What the task asks
Copy the data below exactly.

==================================================

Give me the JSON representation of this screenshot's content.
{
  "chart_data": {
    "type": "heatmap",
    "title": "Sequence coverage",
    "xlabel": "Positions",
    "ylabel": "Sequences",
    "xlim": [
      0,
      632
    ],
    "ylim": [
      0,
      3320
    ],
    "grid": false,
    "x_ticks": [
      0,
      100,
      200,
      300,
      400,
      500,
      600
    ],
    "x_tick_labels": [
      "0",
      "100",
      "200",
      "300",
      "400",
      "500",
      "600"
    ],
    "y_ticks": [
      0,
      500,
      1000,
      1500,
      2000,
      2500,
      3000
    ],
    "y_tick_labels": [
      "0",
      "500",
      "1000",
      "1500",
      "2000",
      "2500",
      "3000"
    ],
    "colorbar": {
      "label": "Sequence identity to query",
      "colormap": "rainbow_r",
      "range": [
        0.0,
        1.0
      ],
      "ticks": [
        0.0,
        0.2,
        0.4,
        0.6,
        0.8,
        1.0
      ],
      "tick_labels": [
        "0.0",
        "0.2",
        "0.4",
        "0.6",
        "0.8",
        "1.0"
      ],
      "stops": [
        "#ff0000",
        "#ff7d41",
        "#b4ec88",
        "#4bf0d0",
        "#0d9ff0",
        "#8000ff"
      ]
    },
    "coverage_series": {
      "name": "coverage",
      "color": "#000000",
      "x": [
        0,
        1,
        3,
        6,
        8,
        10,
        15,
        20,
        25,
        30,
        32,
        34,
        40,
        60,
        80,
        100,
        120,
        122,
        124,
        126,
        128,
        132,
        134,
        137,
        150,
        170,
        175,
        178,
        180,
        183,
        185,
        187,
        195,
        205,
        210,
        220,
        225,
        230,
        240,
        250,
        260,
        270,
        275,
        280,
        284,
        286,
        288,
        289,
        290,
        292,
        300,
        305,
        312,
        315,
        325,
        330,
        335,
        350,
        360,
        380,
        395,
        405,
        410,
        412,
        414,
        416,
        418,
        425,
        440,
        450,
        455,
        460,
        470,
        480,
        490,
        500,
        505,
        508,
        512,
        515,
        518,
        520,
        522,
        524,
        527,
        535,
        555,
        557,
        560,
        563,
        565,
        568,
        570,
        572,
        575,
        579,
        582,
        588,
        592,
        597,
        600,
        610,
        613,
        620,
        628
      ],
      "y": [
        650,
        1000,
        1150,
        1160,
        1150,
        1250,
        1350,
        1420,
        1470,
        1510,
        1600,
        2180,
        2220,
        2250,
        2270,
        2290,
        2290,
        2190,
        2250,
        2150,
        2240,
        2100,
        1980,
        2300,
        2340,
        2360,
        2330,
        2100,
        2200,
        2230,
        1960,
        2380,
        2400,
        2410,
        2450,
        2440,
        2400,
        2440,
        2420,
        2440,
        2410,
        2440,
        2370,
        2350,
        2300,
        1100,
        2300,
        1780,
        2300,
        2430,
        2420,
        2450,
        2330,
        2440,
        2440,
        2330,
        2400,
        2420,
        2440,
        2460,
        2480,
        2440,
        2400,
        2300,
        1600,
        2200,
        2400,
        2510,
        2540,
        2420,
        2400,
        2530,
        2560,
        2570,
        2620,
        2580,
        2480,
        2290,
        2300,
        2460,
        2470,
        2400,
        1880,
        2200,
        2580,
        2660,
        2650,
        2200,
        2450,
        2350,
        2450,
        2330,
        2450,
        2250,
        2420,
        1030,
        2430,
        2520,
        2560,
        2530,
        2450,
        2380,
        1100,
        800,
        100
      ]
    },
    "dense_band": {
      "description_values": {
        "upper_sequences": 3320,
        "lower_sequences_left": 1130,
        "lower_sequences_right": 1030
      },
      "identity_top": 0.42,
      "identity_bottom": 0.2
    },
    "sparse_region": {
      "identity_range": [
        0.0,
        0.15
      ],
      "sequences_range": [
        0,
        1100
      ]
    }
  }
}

==================================================

Response for this exercise
Give me the JSON representation of this screenshot's content.
{
  "chart_data": {
    "type": "heatmap",
    "title": "Sequence coverage",
    "xlabel": "Positions",
    "ylabel": "Sequences",
    "xlim": [
      0,
      632
    ],
    "ylim": [
      0,
      3320
    ],
    "grid": false,
    "x_ticks": [
      0,
      100,
      200,
      300,
      400,
      500,
      600
    ],
    "x_tick_labels": [
      "0",
      "100",
      "200",
      "300",
      "400",
      "500",
      "600"
    ],
    "y_ticks": [
      0,
      500,
      1000,
      1500,
      2000,
      2500,
      3000
    ],
    "y_tick_labels": [
      "0",
      "500",
      "1000",
      "1500",
      "2000",
      "2500",
      "3000"
    ],
    "colorbar": {
      "label": "Sequence identity to query",
      "colormap": "rainbow_r",
      "range": [
        0.0,
        1.0
      ],
      "ticks": [
        0.0,
        0.2,
        0.4,
        0.6,
        0.8,
        1.0
      ],
      "tick_labels": [
        "0.0",
        "0.2",
        "0.4",
        "0.6",
        "0.8",
        "1.0"
      ],
      "stops": [
        "#ff0000",
        "#ff7d41",
        "#b4ec88",
        "#4bf0d0",
        "#0d9ff0",
        "#8000ff"
      ]
    },
    "coverage_series": {
      "name": "coverage",
      "color": "#000000",
      "x": [
        0,
        1,
        3,
        6,
        8,
        10,
        15,
        20,
        25,
        30,
        32,
        34,
        40,
        60,
        80,
        100,
        120,
        122,
        124,
        126,
        128,
        132,
        134,
        137,
        150,
        170,
        175,
        178,
        180,
        183,
        185,
        187,
        195,
        205,
        210,
        220,
        225,
        230,
        240,
        250,
        260,
        270,
        275,
        280,
        284,
        286,
        288,
        289,
        290,
        292,
        300,
        305,
        312,
        315,
        325,
        330,
        335,
        350,
        360,
        380,
        395,
        405,
        410,
        412,
        414,
        416,
        418,
        425,
        440,
        450,
        455,
        460,
        470,
        480,
        490,
        500,
        505,
        508,
        512,
        515,
        518,
        520,
        522,
        524,
        527,
        535,
        555,
        557,
        560,
        563,
        565,
        568,
        570,
        572,
        575,
        579,
        582,
        588,
        592,
        597,
        600,
        610,
        613,
        620,
        628
      ],
      "y": [
        650,
        1000,
        1150,
        1160,
        1150,
        1250,
        1350,
        1420,
        1470,
        1510,
        1600,
        2180,
        2220,
        2250,
        2270,
        2290,
        2290,
        2190,
        2250,
        2150,
        2240,
        2100,
        1980,
        2300,
        2340,
        2360,
        2330,
        2100,
        2200,
        2230,
        1960,
        2380,
        2400,
        2410,
        2450,
        2440,
        2400,
        2440,
        2420,
        2440,
        2410,
        2440,
        2370,
        2350,
        2300,
        1100,
        2300,
        1780,
        2300,
        2430,
        2420,
        2450,
        2330,
        2440,
        2440,
        2330,
        2400,
        2420,
        2440,
        2460,
        2480,
        2440,
        2400,
        2300,
        1600,
        2200,
        2400,
        2510,
        2540,
        2420,
        2400,
        2530,
        2560,
        2570,
        2620,
        2580,
        2480,
        2290,
        2300,
        2460,
        2470,
        2400,
        1880,
        2200,
        2580,
        2660,
        2650,
        2200,
        2450,
        2350,
        2450,
        2330,
        2450,
        2250,
        2420,
        1030,
        2430,
        2520,
        2560,
        2530,
        2450,
        2380,
        1100,
        800,
        100
      ]
    },
    "dense_band": {
      "description_values": {
        "upper_sequences": 3320,
        "lower_sequences_left": 1130,
        "lower_sequences_right": 1030
      },
      "identity_top": 0.42,
      "identity_bottom": 0.2
    },
    "sparse_region": {
      "identity_range": [
        0.0,
        0.15
      ],
      "sequences_range": [
        0,
        1100
      ]
    }
  }
}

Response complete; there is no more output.